**TASK GOAL**
Can you print every record below exactly as written?

**MATERIAL FOR THIS TASK**

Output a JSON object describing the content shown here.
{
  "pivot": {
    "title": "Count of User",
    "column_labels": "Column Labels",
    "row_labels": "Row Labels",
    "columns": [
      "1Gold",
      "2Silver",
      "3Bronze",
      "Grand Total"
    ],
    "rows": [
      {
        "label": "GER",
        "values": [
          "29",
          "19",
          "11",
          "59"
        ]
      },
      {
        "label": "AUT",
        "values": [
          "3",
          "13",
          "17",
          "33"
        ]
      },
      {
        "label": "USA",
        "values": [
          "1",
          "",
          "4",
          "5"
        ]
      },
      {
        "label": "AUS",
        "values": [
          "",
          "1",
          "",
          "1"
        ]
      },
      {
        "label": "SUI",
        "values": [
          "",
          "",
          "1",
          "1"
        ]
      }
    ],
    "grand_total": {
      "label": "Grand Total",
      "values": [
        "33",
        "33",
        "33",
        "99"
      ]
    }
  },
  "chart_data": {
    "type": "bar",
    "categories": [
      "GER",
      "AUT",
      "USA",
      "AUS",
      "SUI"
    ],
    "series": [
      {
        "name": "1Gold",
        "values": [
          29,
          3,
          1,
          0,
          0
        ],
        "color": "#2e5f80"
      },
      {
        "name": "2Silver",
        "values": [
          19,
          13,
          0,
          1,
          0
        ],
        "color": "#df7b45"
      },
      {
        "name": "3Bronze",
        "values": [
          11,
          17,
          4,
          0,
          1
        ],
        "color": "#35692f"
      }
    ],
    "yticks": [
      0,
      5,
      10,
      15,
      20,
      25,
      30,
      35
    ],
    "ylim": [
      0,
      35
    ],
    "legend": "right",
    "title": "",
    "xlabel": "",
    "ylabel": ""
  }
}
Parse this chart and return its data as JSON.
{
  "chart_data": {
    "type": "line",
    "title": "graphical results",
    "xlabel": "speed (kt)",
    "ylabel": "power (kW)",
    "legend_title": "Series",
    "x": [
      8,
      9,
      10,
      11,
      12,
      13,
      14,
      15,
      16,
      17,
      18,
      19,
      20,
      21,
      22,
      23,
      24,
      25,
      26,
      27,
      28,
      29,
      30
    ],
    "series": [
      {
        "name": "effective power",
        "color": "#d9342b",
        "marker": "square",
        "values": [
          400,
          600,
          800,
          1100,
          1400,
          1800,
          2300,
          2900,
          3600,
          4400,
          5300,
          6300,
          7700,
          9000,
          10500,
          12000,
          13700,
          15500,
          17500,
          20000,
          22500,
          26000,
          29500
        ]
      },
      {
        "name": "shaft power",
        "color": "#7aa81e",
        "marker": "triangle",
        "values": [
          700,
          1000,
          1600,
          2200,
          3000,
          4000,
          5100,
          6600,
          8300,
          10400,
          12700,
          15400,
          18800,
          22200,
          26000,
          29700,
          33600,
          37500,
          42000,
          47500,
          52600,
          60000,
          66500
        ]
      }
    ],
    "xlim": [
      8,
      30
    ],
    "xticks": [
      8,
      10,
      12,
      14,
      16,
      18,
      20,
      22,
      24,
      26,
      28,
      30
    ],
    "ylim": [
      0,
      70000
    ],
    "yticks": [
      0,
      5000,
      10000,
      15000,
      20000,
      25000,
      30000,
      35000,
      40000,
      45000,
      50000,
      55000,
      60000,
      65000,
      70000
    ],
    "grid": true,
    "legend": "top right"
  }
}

**TASK OUTPUT**
Output a JSON object describing the content shown here.
{
  "pivot": {
    "title": "Count of User",
    "column_labels": "Column Labels",
    "row_labels": "Row Labels",
    "columns": [
      "1Gold",
      "2Silver",
      "3Bronze",
      "Grand Total"
    ],
    "rows": [
      {
        "label": "GER",
        "values": [
          "29",
          "19",
          "11",
          "59"
        ]
      },
      {
        "label": "AUT",
        "values": [
          "3",
          "13",
          "17",
          "33"
        ]
      },
      {
        "label": "USA",
        "values": [
          "1",
          "",
          "4",
          "5"
        ]
      },
      {
        "label": "AUS",
        "values": [
          "",
          "1",
          "",
          "1"
        ]
      },
      {
        "label": "SUI",
        "values": [
          "",
          "",
          "1",
          "1"
        ]
      }
    ],
    "grand_total": {
      "label": "Grand Total",
      "values": [
        "33",
        "33",
        "33",
        "99"
      ]
    }
  },
  "chart_data": {
    "type": "bar",
    "categories": [
      "GER",
      "AUT",
      "USA",
      "AUS",
      "SUI"
    ],
    "series": [
      {
        "name": "1Gold",
        "values": [
          29,
          3,
          1,
          0,
          0
        ],
        "color": "#2e5f80"
      },
      {
        "name": "2Silver",
        "values": [
          19,
          13,
          0,
          1,
          0
        ],
        "color": "#df7b45"
      },
      {
        "name": "3Bronze",
        "values": [
          11,
          17,
          4,
          0,
          1
        ],
        "color": "#35692f"
      }
    ],
    "yticks": [
      0,
      5,
      10,
      15,
      20,
      25,
      30,
      35
    ],
    "ylim": [
      0,
      35
    ],
    "legend": "right",
    "title": "",
    "xlabel": "",
    "ylabel": ""
  }
}
Parse this chart and return its data as JSON.
{
  "chart_data": {
    "type": "line",
    "title": "graphical results",
    "xlabel": "speed (kt)",
    "ylabel": "power (kW)",
    "legend_title": "Series",
    "x": [
      8,
      9,
      10,
      11,
      12,
      13,
      14,
      15,
      16,
      17,
      18,
      19,
      20,
      21,
      22,
      23,
      24,
      25,
      26,
      27,
      28,
      29,
      30
    ],
    "series": [
      {
        "name": "effective power",
        "color": "#d9342b",
        "marker": "square",
        "values": [
          400,
          600,
          800,
          1100,
          1400,
          1800,
          2300,
          2900,
          3600,
          4400,
          5300,
          6300,
          7700,
          9000,
          10500,
          12000,
          13700,
          15500,
          17500,
          20000,
          22500,
          26000,
          29500
        ]
      },
      {
        "name": "shaft power",
        "color": "#7aa81e",
        "marker": "triangle",
        "values": [
          700,
          1000,
          1600,
          2200,
          3000,
          4000,
          5100,
          6600,
          8300,
          10400,
          12700,
          15400,
          18800,
          22200,
          26000,
          29700,
          33600,
          37500,
          42000,
          47500,
          52600,
          60000,
          66500
        ]
      }
    ],
    "xlim": [
      8,
      30
    ],
    "xticks": [
      8,
      10,
      12,
      14,
      16,
      18,
      20,
      22,
      24,
      26,
      28,
      30
    ],
    "ylim": [
      0,
      70000
    ],
    "yticks": [
      0,
      5000,
      10000,
      15000,
      20000,
      25000,
      30000,
      35000,
      40000,
      45000,
      50000,
      55000,
      60000,
      65000,
      70000
    ],
    "grid": true,
    "legend": "top right"
  }
}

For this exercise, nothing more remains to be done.